Reproduce the material word for word; the images stay out.

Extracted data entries
..........

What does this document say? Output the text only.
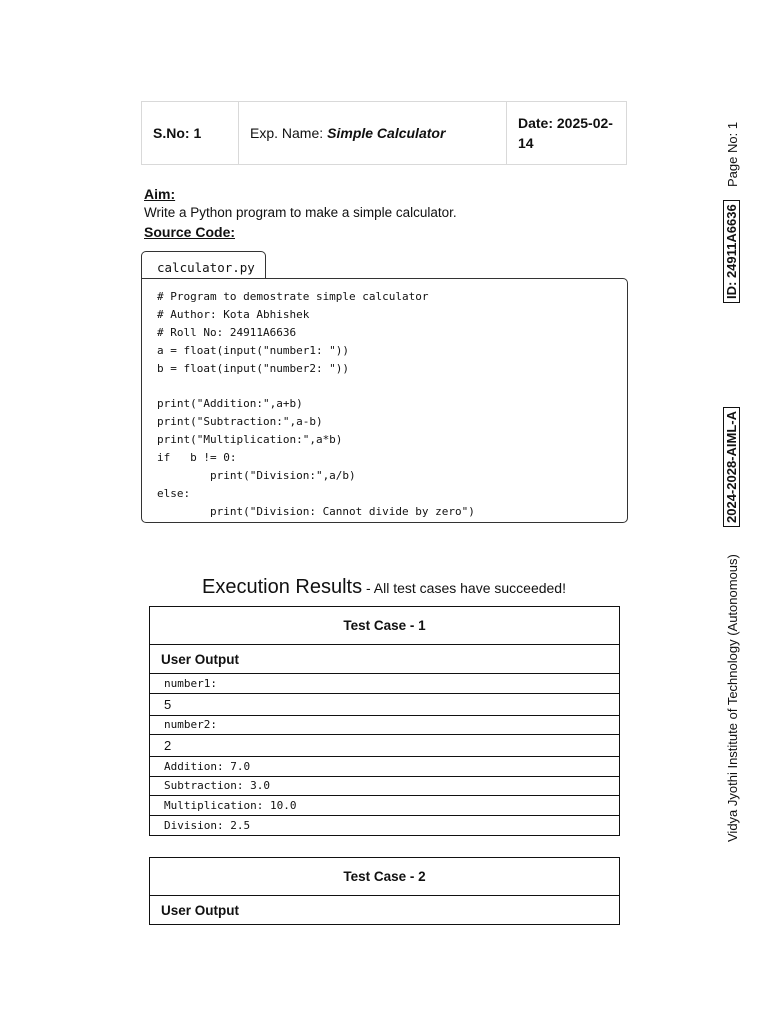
S.No: 1	Exp. Name: Simple Calculator
Date: 2025-02-
14
Aim:
Write a Python program to make a simple calculator.
Source Code:
calculator.py
# Program to demostrate simple calculator
# Author: Kota Abhishek
# Roll No: 24911A6636
a = float(input("number1: "))
b = float(input("number2: "))

print("Addition:",a+b)
print("Subtraction:",a-b)
print("Multiplication:",a*b)
if   b != 0:
print("Division:",a/b)
else:
print("Division: Cannot divide by zero")
Execution Results - All test cases have succeeded!
Test Case - 1
User Output
number1:
5
number2:
2
Addition: 7.0
Subtraction: 3.0
Multiplication: 10.0
Division: 2.5
Test Case - 2
User Output
Page No: 1
ID: 24911A6636
2024-2028-AIML-A
Vidya Jyothi Institute of Technology (Autonomous)
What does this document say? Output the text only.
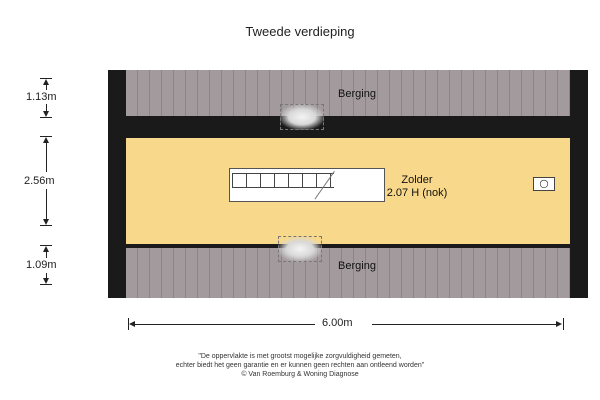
Tweede verdieping
Berging
Zolder
2.07 H (nok)
◯
Berging
1.13m
2.56m
1.09m
6.00m
"De oppervlakte is met grootst mogelijke zorgvuldigheid gemeten,
echter biedt het geen garantie en er kunnen geen rechten aan ontleend worden"
© Van Roemburg & Woning Diagnose
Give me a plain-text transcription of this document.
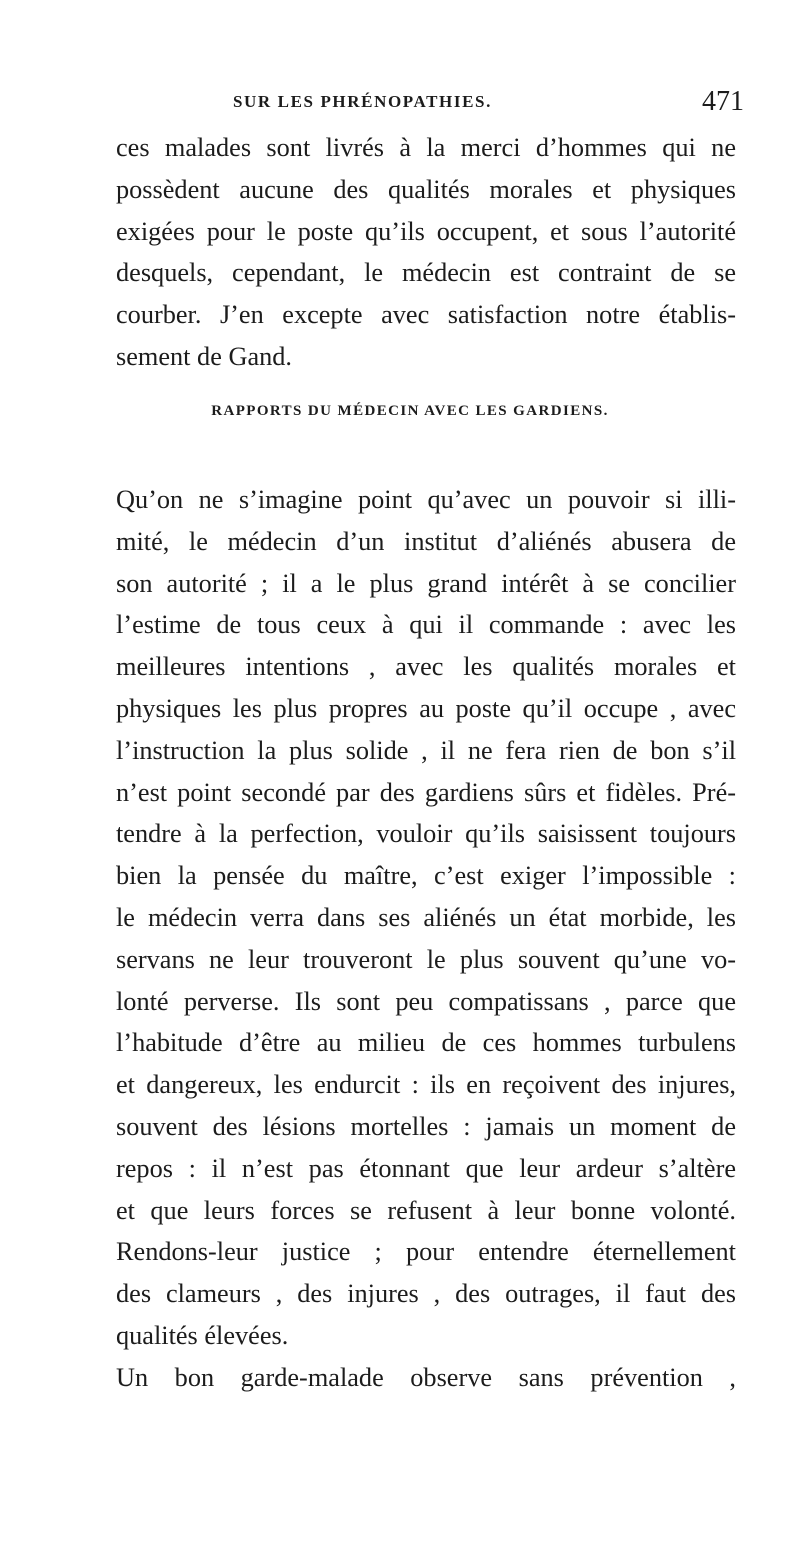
SUR LES PHRÉNOPATHIES.	471
ces malades sont livrés à la merci d’hommes qui ne
possèdent aucune des qualités morales et physiques
exigées pour le poste qu’ils occupent, et sous l’autorité
desquels, cependant, le médecin est contraint de se
courber. J’en excepte avec satisfaction notre établis-
sement de Gand.
RAPPORTS DU MÉDECIN AVEC LES GARDIENS.
Qu’on ne s’imagine point qu’avec un pouvoir si illi-
mité, le médecin d’un institut d’aliénés abusera de
son autorité ; il a le plus grand intérêt à se concilier
l’estime de tous ceux à qui il commande : avec les
meilleures intentions , avec les qualités morales et
physiques les plus propres au poste qu’il occupe , avec
l’instruction la plus solide , il ne fera rien de bon s’il
n’est point secondé par des gardiens sûrs et fidèles. Pré-
tendre à la perfection, vouloir qu’ils saisissent toujours
bien la pensée du maître, c’est exiger l’impossible :
le médecin verra dans ses aliénés un état morbide, les
servans ne leur trouveront le plus souvent qu’une vo-
lonté perverse. Ils sont peu compatissans , parce que
l’habitude d’être au milieu de ces hommes turbulens
et dangereux, les endurcit : ils en reçoivent des injures,
souvent des lésions mortelles : jamais un moment de
repos : il n’est pas étonnant que leur ardeur s’altère
et que leurs forces se refusent à leur bonne volonté.
Rendons-leur justice ; pour entendre éternellement
des clameurs , des injures , des outrages, il faut des
qualités élevées.
Un bon garde-malade observe sans prévention ,
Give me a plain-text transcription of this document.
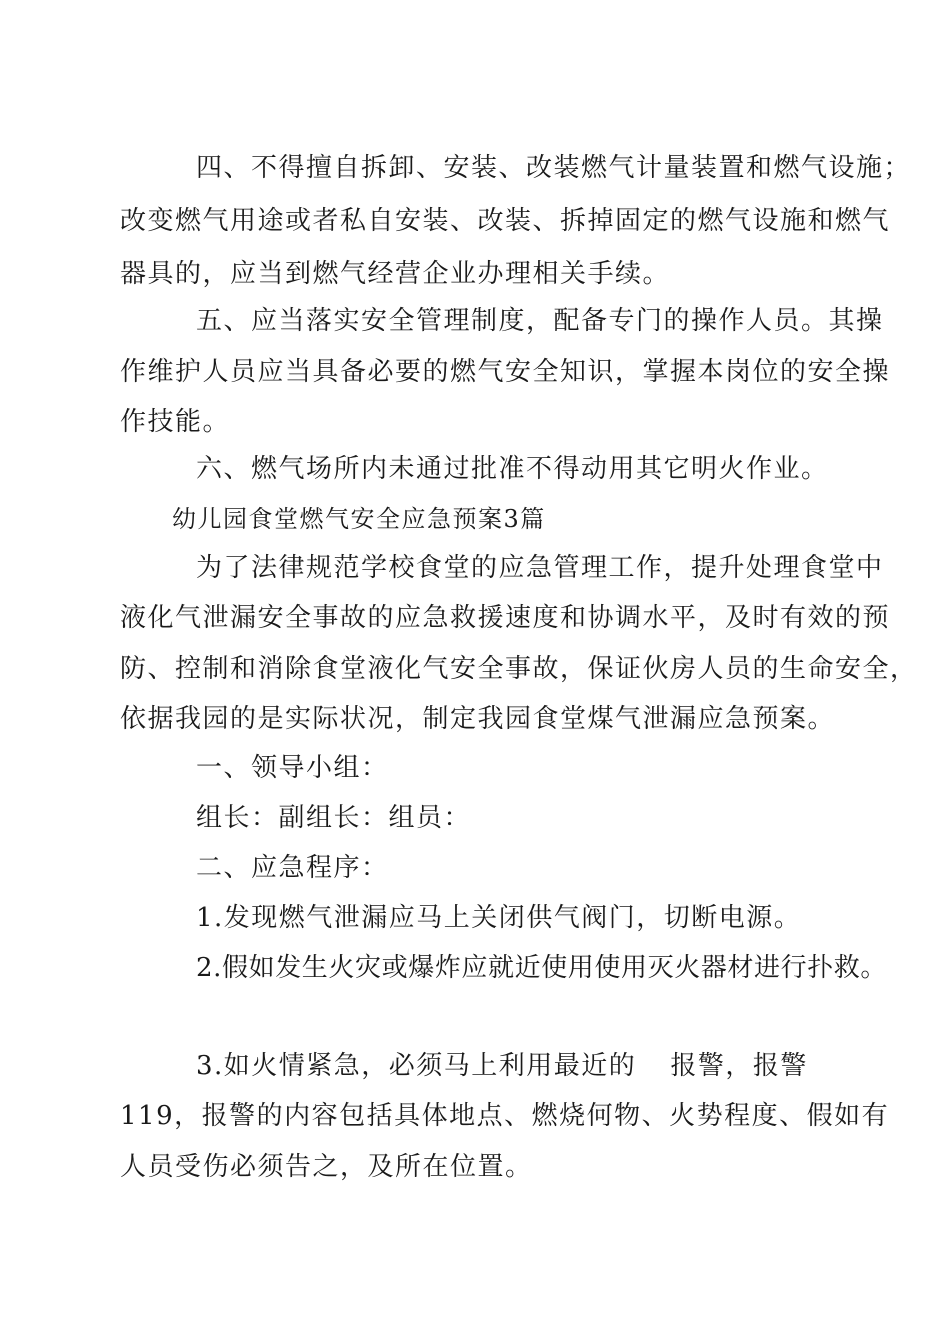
四、不得擅自拆卸、安装、改装燃气计量装置和燃气设施；
改变燃气用途或者私自安装、改装、拆掉固定的燃气设施和燃气
器具的，应当到燃气经营企业办理相关手续。
五、应当落实安全管理制度，配备专门的操作人员。其操
作维护人员应当具备必要的燃气安全知识，掌握本岗位的安全操
作技能。
六、燃气场所内未通过批准不得动用其它明火作业。
幼儿园食堂燃气安全应急预案3篇
为了法律规范学校食堂的应急管理工作，提升处理食堂中
液化气泄漏安全事故的应急救援速度和协调水平，及时有效的预
防、控制和消除食堂液化气安全事故，保证伙房人员的生命安全，
依据我园的是实际状况，制定我园食堂煤气泄漏应急预案。
一、领导小组：
组长：副组长：组员：
二、应急程序：
1.发现燃气泄漏应马上关闭供气阀门，切断电源。
2.假如发生火灾或爆炸应就近使用使用灭火器材进行扑救。
3.如火情紧急，必须马上利用最近的 报警，报警
119，报警的内容包括具体地点、燃烧何物、火势程度、假如有
人员受伤必须告之，及所在位置。
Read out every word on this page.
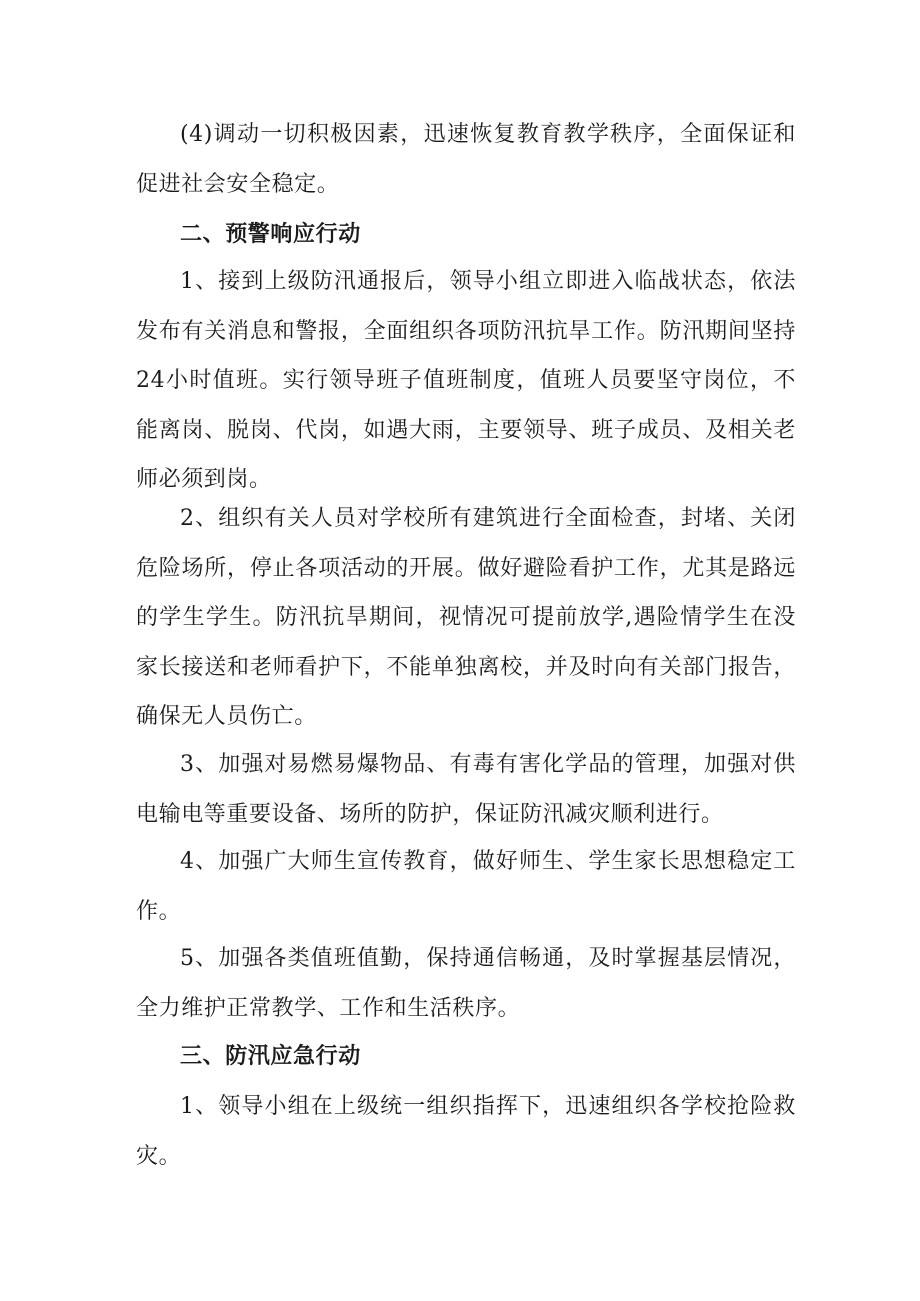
(4)调动一切积极因素，迅速恢复教育教学秩序，全面保证和促进社会安全稳定。

二、预警响应行动

1、接到上级防汛通报后，领导小组立即进入临战状态，依法发布有关消息和警报，全面组织各项防汛抗旱工作。防汛期间坚持24小时值班。实行领导班子值班制度，值班人员要坚守岗位，不能离岗、脱岗、代岗，如遇大雨，主要领导、班子成员、及相关老师必须到岗。

2、组织有关人员对学校所有建筑进行全面检查，封堵、关闭危险场所，停止各项活动的开展。做好避险看护工作，尤其是路远的学生学生。防汛抗旱期间，视情况可提前放学,遇险情学生在没家长接送和老师看护下，不能单独离校，并及时向有关部门报告，确保无人员伤亡。

3、加强对易燃易爆物品、有毒有害化学品的管理，加强对供电输电等重要设备、场所的防护，保证防汛减灾顺利进行。

4、加强广大师生宣传教育，做好师生、学生家长思想稳定工作。

5、加强各类值班值勤，保持通信畅通，及时掌握基层情况，全力维护正常教学、工作和生活秩序。

三、防汛应急行动

1、领导小组在上级统一组织指挥下，迅速组织各学校抢险救灾。
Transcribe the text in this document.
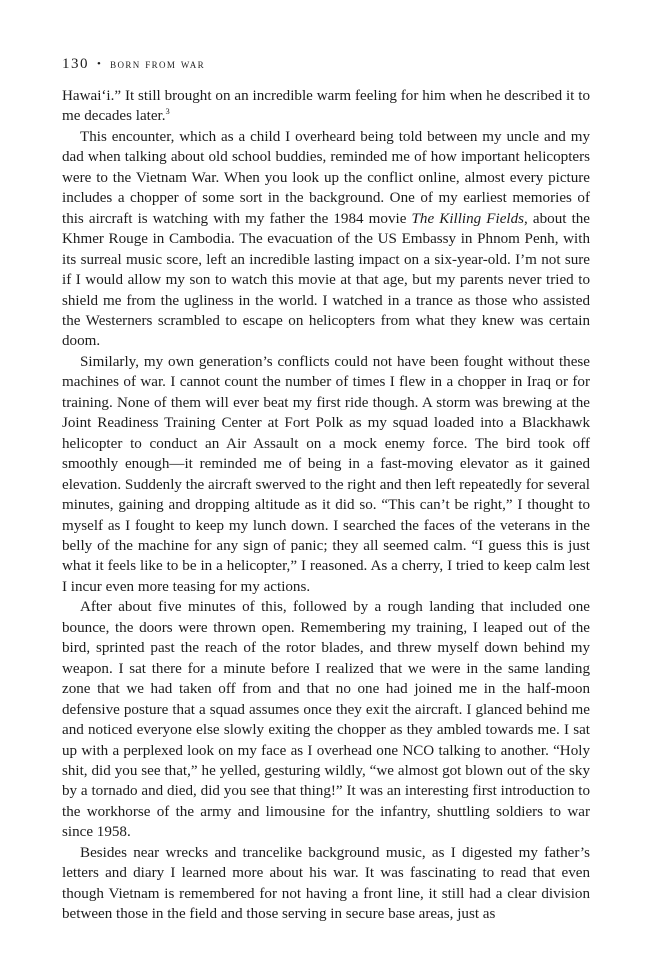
130 • born from war

Hawai‘i.” It still brought on an incredible warm feeling for him when he described it to me decades later.$^3$

This encounter, which as a child I overheard being told between my uncle and my dad when talking about old school buddies, reminded me of how important helicopters were to the Vietnam War. When you look up the conflict online, almost every picture includes a chopper of some sort in the background. One of my earliest memories of this aircraft is watching with my father the 1984 movie The Killing Fields, about the Khmer Rouge in Cambodia. The evacuation of the US Embassy in Phnom Penh, with its surreal music score, left an incredible lasting impact on a six-year-old. I’m not sure if I would allow my son to watch this movie at that age, but my parents never tried to shield me from the ugliness in the world. I watched in a trance as those who assisted the Westerners scrambled to escape on helicopters from what they knew was certain doom.

Similarly, my own generation’s conflicts could not have been fought without these machines of war. I cannot count the number of times I flew in a chopper in Iraq or for training. None of them will ever beat my first ride though. A storm was brewing at the Joint Readiness Training Center at Fort Polk as my squad loaded into a Blackhawk helicopter to conduct an Air Assault on a mock enemy force. The bird took off smoothly enough—it reminded me of being in a fast-moving elevator as it gained elevation. Suddenly the aircraft swerved to the right and then left repeatedly for several minutes, gaining and dropping altitude as it did so. “This can’t be right,” I thought to myself as I fought to keep my lunch down. I searched the faces of the veterans in the belly of the machine for any sign of panic; they all seemed calm. “I guess this is just what it feels like to be in a helicopter,” I reasoned. As a cherry, I tried to keep calm lest I incur even more teasing for my actions.

After about five minutes of this, followed by a rough landing that included one bounce, the doors were thrown open. Remembering my training, I leaped out of the bird, sprinted past the reach of the rotor blades, and threw myself down behind my weapon. I sat there for a minute before I realized that we were in the same landing zone that we had taken off from and that no one had joined me in the half-moon defensive posture that a squad assumes once they exit the aircraft. I glanced behind me and noticed everyone else slowly exiting the chopper as they ambled towards me. I sat up with a perplexed look on my face as I overhead one NCO talking to another. “Holy shit, did you see that,” he yelled, gesturing wildly, “we almost got blown out of the sky by a tornado and died, did you see that thing!” It was an interesting first introduction to the workhorse of the army and limousine for the infantry, shuttling soldiers to war since 1958.

Besides near wrecks and trancelike background music, as I digested my father’s letters and diary I learned more about his war. It was fascinating to read that even though Vietnam is remembered for not having a front line, it still had a clear division between those in the field and those serving in secure base areas, just as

..........

*Expected answer*:
What does this document say? Output the text only.
S.No: 1	Exp. Name: Simple Calculator
Date: 2025-02-
14
Aim:
Write a Python program to make a simple calculator.
Source Code:
calculator.py
# Program to demostrate simple calculator
# Author: Kota Abhishek
# Roll No: 24911A6636
a = float(input("number1: "))
b = float(input("number2: "))

print("Addition:",a+b)
print("Subtraction:",a-b)
print("Multiplication:",a*b)
if   b != 0:
print("Division:",a/b)
else:
print("Division: Cannot divide by zero")
Execution Results - All test cases have succeeded!
Test Case - 1
User Output
number1:
5
number2:
2
Addition: 7.0
Subtraction: 3.0
Multiplication: 10.0
Division: 2.5
Test Case - 2
User Output
Page No: 1
ID: 24911A6636
2024-2028-AIML-A
Vidya Jyothi Institute of Technology (Autonomous)
What does this document say? Output the text only.
Tweede verdieping
Berging
Zolder
2.07 H (nok)
◯
Berging
1.13m
2.56m
1.09m
6.00m
"De oppervlakte is met grootst mogelijke zorgvuldigheid gemeten,
echter biedt het geen garantie en er kunnen geen rechten aan ontleend worden"
© Van Roemburg & Woning Diagnose
Give me a plain-text transcription of this document.
SUR LES PHRÉNOPATHIES.	471
ces malades sont livrés à la merci d’hommes qui ne
possèdent aucune des qualités morales et physiques
exigées pour le poste qu’ils occupent, et sous l’autorité
desquels, cependant, le médecin est contraint de se
courber. J’en excepte avec satisfaction notre établis-
sement de Gand.
RAPPORTS DU MÉDECIN AVEC LES GARDIENS.
Qu’on ne s’imagine point qu’avec un pouvoir si illi-
mité, le médecin d’un institut d’aliénés abusera de
son autorité ; il a le plus grand intérêt à se concilier
l’estime de tous ceux à qui il commande : avec les
meilleures intentions , avec les qualités morales et
physiques les plus propres au poste qu’il occupe , avec
l’instruction la plus solide , il ne fera rien de bon s’il
n’est point secondé par des gardiens sûrs et fidèles. Pré-
tendre à la perfection, vouloir qu’ils saisissent toujours
bien la pensée du maître, c’est exiger l’impossible :
le médecin verra dans ses aliénés un état morbide, les
servans ne leur trouveront le plus souvent qu’une vo-
lonté perverse. Ils sont peu compatissans , parce que
l’habitude d’être au milieu de ces hommes turbulens
et dangereux, les endurcit : ils en reçoivent des injures,
souvent des lésions mortelles : jamais un moment de
repos : il n’est pas étonnant que leur ardeur s’altère
et que leurs forces se refusent à leur bonne volonté.
Rendons-leur justice ; pour entendre éternellement
des clameurs , des injures , des outrages, il faut des
qualités élevées.
Un bon garde-malade observe sans prévention ,
Give me a plain-text transcription of this document.
四、不得擅自拆卸、安装、改装燃气计量装置和燃气设施；
改变燃气用途或者私自安装、改装、拆掉固定的燃气设施和燃气
器具的，应当到燃气经营企业办理相关手续。
五、应当落实安全管理制度，配备专门的操作人员。其操
作维护人员应当具备必要的燃气安全知识，掌握本岗位的安全操
作技能。
六、燃气场所内未通过批准不得动用其它明火作业。
幼儿园食堂燃气安全应急预案3篇
为了法律规范学校食堂的应急管理工作，提升处理食堂中
液化气泄漏安全事故的应急救援速度和协调水平，及时有效的预
防、控制和消除食堂液化气安全事故，保证伙房人员的生命安全，
依据我园的是实际状况，制定我园食堂煤气泄漏应急预案。
一、领导小组：
组长：副组长：组员：
二、应急程序：
1.发现燃气泄漏应马上关闭供气阀门，切断电源。
2.假如发生火灾或爆炸应就近使用使用灭火器材进行扑救。
3.如火情紧急，必须马上利用最近的 报警，报警
119，报警的内容包括具体地点、燃烧何物、火势程度、假如有
人员受伤必须告之，及所在位置。
Read out every word on this page.
(4)调动一切积极因素，迅速恢复教育教学秩序，全面保证和促进社会安全稳定。

二、预警响应行动

1、接到上级防汛通报后，领导小组立即进入临战状态，依法发布有关消息和警报，全面组织各项防汛抗旱工作。防汛期间坚持24小时值班。实行领导班子值班制度，值班人员要坚守岗位，不能离岗、脱岗、代岗，如遇大雨，主要领导、班子成员、及相关老师必须到岗。

2、组织有关人员对学校所有建筑进行全面检查，封堵、关闭危险场所，停止各项活动的开展。做好避险看护工作，尤其是路远的学生学生。防汛抗旱期间，视情况可提前放学,遇险情学生在没家长接送和老师看护下，不能单独离校，并及时向有关部门报告，确保无人员伤亡。

3、加强对易燃易爆物品、有毒有害化学品的管理，加强对供电输电等重要设备、场所的防护，保证防汛减灾顺利进行。

4、加强广大师生宣传教育，做好师生、学生家长思想稳定工作。

5、加强各类值班值勤，保持通信畅通，及时掌握基层情况，全力维护正常教学、工作和生活秩序。

三、防汛应急行动

1、领导小组在上级统一组织指挥下，迅速组织各学校抢险救灾。
Transcribe the text in this document.
130 • born from war

Hawai‘i.” It still brought on an incredible warm feeling for him when he described it to me decades later.$^3$

This encounter, which as a child I overheard being told between my uncle and my dad when talking about old school buddies, reminded me of how important helicopters were to the Vietnam War. When you look up the conflict online, almost every picture includes a chopper of some sort in the background. One of my earliest memories of this aircraft is watching with my father the 1984 movie The Killing Fields, about the Khmer Rouge in Cambodia. The evacuation of the US Embassy in Phnom Penh, with its surreal music score, left an incredible lasting impact on a six-year-old. I’m not sure if I would allow my son to watch this movie at that age, but my parents never tried to shield me from the ugliness in the world. I watched in a trance as those who assisted the Westerners scrambled to escape on helicopters from what they knew was certain doom.

Similarly, my own generation’s conflicts could not have been fought without these machines of war. I cannot count the number of times I flew in a chopper in Iraq or for training. None of them will ever beat my first ride though. A storm was brewing at the Joint Readiness Training Center at Fort Polk as my squad loaded into a Blackhawk helicopter to conduct an Air Assault on a mock enemy force. The bird took off smoothly enough—it reminded me of being in a fast-moving elevator as it gained elevation. Suddenly the aircraft swerved to the right and then left repeatedly for several minutes, gaining and dropping altitude as it did so. “This can’t be right,” I thought to myself as I fought to keep my lunch down. I searched the faces of the veterans in the belly of the machine for any sign of panic; they all seemed calm. “I guess this is just what it feels like to be in a helicopter,” I reasoned. As a cherry, I tried to keep calm lest I incur even more teasing for my actions.

After about five minutes of this, followed by a rough landing that included one bounce, the doors were thrown open. Remembering my training, I leaped out of the bird, sprinted past the reach of the rotor blades, and threw myself down behind my weapon. I sat there for a minute before I realized that we were in the same landing zone that we had taken off from and that no one had joined me in the half-moon defensive posture that a squad assumes once they exit the aircraft. I glanced behind me and noticed everyone else slowly exiting the chopper as they ambled towards me. I sat up with a perplexed look on my face as I overhead one NCO talking to another. “Holy shit, did you see that,” he yelled, gesturing wildly, “we almost got blown out of the sky by a tornado and died, did you see that thing!” It was an interesting first introduction to the workhorse of the army and limousine for the infantry, shuttling soldiers to war since 1958.

Besides near wrecks and trancelike background music, as I digested my father’s letters and diary I learned more about his war. It was fascinating to read that even though Vietnam is remembered for not having a front line, it still had a clear division between those in the field and those serving in secure base areas, just as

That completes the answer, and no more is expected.